> _Short exercise_
All of the data needs to be repeated exactly.

[Data records]
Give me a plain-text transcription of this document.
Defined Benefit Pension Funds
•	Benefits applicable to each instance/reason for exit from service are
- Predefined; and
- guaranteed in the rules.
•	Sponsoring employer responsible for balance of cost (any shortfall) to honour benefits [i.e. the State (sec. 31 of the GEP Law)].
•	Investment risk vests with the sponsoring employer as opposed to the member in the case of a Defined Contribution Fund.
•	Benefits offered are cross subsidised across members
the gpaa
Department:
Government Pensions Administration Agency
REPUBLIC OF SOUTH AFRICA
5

> _Exercise result_
Give me a plain-text transcription of this document.
Defined Benefit Pension Funds
•	Benefits applicable to each instance/reason for exit from service are
- Predefined; and
- guaranteed in the rules.
•	Sponsoring employer responsible for balance of cost (any shortfall) to honour benefits [i.e. the State (sec. 31 of the GEP Law)].
•	Investment risk vests with the sponsoring employer as opposed to the member in the case of a Defined Contribution Fund.
•	Benefits offered are cross subsidised across members
the gpaa
Department:
Government Pensions Administration Agency
REPUBLIC OF SOUTH AFRICA
5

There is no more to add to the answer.